---- LISTED RECORDS
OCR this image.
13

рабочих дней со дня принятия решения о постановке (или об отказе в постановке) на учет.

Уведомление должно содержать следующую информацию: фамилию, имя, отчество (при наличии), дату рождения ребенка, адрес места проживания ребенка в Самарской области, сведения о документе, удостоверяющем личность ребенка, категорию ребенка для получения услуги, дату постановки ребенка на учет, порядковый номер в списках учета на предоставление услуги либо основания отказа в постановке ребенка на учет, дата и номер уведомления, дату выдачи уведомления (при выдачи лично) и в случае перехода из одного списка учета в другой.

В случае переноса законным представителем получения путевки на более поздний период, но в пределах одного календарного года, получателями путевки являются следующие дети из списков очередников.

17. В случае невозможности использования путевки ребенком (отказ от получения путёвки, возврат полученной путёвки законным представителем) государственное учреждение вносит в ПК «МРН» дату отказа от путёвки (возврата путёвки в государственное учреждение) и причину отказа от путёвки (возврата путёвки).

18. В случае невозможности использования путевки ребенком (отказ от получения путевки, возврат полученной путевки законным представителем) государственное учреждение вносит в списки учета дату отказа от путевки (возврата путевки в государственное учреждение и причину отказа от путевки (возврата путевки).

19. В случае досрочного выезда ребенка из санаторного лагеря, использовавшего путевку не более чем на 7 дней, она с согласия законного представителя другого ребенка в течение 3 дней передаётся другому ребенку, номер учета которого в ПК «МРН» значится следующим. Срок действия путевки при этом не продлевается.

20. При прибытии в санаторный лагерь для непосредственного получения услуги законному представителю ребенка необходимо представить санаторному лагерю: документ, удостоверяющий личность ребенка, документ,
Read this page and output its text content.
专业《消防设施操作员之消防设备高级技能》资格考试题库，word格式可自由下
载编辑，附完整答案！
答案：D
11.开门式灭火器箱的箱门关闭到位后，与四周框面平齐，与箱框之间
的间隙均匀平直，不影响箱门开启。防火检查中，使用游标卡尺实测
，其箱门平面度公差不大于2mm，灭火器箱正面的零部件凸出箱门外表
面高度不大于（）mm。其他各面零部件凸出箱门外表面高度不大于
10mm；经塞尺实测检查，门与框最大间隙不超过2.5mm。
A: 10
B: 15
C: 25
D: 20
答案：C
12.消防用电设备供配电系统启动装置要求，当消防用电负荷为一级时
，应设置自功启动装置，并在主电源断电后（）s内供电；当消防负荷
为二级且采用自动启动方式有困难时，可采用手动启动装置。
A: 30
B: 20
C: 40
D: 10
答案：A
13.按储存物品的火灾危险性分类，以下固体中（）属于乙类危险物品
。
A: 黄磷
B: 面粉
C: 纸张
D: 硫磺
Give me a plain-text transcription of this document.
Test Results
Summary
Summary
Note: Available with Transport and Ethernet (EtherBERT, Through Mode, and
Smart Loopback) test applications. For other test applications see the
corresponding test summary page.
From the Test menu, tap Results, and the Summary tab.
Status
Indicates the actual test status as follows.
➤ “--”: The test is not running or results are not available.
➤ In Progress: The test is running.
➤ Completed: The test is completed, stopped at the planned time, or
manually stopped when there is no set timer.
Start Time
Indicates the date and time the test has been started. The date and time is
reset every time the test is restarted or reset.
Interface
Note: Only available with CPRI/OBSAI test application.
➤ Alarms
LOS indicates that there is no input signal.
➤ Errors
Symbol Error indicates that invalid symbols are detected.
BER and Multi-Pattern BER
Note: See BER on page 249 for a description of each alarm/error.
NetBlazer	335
--------
## STATED TASK
All of the entries must be quoted exactly; please include each one.

## ANSWER FOR THE TASK
OCR this image.
13

рабочих дней со дня принятия решения о постановке (или об отказе в постановке) на учет.

Уведомление должно содержать следующую информацию: фамилию, имя, отчество (при наличии), дату рождения ребенка, адрес места проживания ребенка в Самарской области, сведения о документе, удостоверяющем личность ребенка, категорию ребенка для получения услуги, дату постановки ребенка на учет, порядковый номер в списках учета на предоставление услуги либо основания отказа в постановке ребенка на учет, дата и номер уведомления, дату выдачи уведомления (при выдачи лично) и в случае перехода из одного списка учета в другой.

В случае переноса законным представителем получения путевки на более поздний период, но в пределах одного календарного года, получателями путевки являются следующие дети из списков очередников.

17. В случае невозможности использования путевки ребенком (отказ от получения путёвки, возврат полученной путёвки законным представителем) государственное учреждение вносит в ПК «МРН» дату отказа от путёвки (возврата путёвки в государственное учреждение) и причину отказа от путёвки (возврата путёвки).

18. В случае невозможности использования путевки ребенком (отказ от получения путевки, возврат полученной путевки законным представителем) государственное учреждение вносит в списки учета дату отказа от путевки (возврата путевки в государственное учреждение и причину отказа от путевки (возврата путевки).

19. В случае досрочного выезда ребенка из санаторного лагеря, использовавшего путевку не более чем на 7 дней, она с согласия законного представителя другого ребенка в течение 3 дней передаётся другому ребенку, номер учета которого в ПК «МРН» значится следующим. Срок действия путевки при этом не продлевается.

20. При прибытии в санаторный лагерь для непосредственного получения услуги законному представителю ребенка необходимо представить санаторному лагерю: документ, удостоверяющий личность ребенка, документ,
Read this page and output its text content.
专业《消防设施操作员之消防设备高级技能》资格考试题库，word格式可自由下
载编辑，附完整答案！
答案：D
11.开门式灭火器箱的箱门关闭到位后，与四周框面平齐，与箱框之间
的间隙均匀平直，不影响箱门开启。防火检查中，使用游标卡尺实测
，其箱门平面度公差不大于2mm，灭火器箱正面的零部件凸出箱门外表
面高度不大于（）mm。其他各面零部件凸出箱门外表面高度不大于
10mm；经塞尺实测检查，门与框最大间隙不超过2.5mm。
A: 10
B: 15
C: 25
D: 20
答案：C
12.消防用电设备供配电系统启动装置要求，当消防用电负荷为一级时
，应设置自功启动装置，并在主电源断电后（）s内供电；当消防负荷
为二级且采用自动启动方式有困难时，可采用手动启动装置。
A: 30
B: 20
C: 40
D: 10
答案：A
13.按储存物品的火灾危险性分类，以下固体中（）属于乙类危险物品
。
A: 黄磷
B: 面粉
C: 纸张
D: 硫磺
Give me a plain-text transcription of this document.
Test Results
Summary
Summary
Note: Available with Transport and Ethernet (EtherBERT, Through Mode, and
Smart Loopback) test applications. For other test applications see the
corresponding test summary page.
From the Test menu, tap Results, and the Summary tab.
Status
Indicates the actual test status as follows.
➤ “--”: The test is not running or results are not available.
➤ In Progress: The test is running.
➤ Completed: The test is completed, stopped at the planned time, or
manually stopped when there is no set timer.
Start Time
Indicates the date and time the test has been started. The date and time is
reset every time the test is restarted or reset.
Interface
Note: Only available with CPRI/OBSAI test application.
➤ Alarms
LOS indicates that there is no input signal.
➤ Errors
Symbol Error indicates that invalid symbols are detected.
BER and Multi-Pattern BER
Note: See BER on page 249 for a description of each alarm/error.
NetBlazer	335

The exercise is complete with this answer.